Pull out each line of the records that contains the string "total".

Data to use
■ ■ ■ ■ ■

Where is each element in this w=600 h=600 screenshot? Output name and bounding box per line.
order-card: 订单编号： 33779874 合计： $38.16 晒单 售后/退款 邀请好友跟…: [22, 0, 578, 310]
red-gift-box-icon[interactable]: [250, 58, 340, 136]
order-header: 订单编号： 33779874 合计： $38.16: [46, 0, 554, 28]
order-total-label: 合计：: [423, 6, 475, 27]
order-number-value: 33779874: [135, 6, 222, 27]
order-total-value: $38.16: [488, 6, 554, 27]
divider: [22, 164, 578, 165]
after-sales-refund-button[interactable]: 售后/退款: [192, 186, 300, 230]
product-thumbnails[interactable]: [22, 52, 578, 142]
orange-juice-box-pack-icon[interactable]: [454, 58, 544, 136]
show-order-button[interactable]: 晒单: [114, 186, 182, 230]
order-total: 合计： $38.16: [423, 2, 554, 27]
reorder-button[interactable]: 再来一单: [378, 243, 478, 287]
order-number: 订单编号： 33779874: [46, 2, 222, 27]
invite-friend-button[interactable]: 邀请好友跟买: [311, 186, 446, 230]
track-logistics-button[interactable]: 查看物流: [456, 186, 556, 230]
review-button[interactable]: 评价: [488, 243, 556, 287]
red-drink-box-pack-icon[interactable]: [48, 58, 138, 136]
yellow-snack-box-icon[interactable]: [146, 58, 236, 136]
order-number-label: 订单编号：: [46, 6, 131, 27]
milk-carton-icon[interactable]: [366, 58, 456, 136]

■ ■ ■ ■ ■

Solution below
order-total-label: 合计：: [423, 6, 475, 27]
order-total-value: $38.16: [488, 6, 554, 27]
order-total: 合计： $38.16: [423, 2, 554, 27]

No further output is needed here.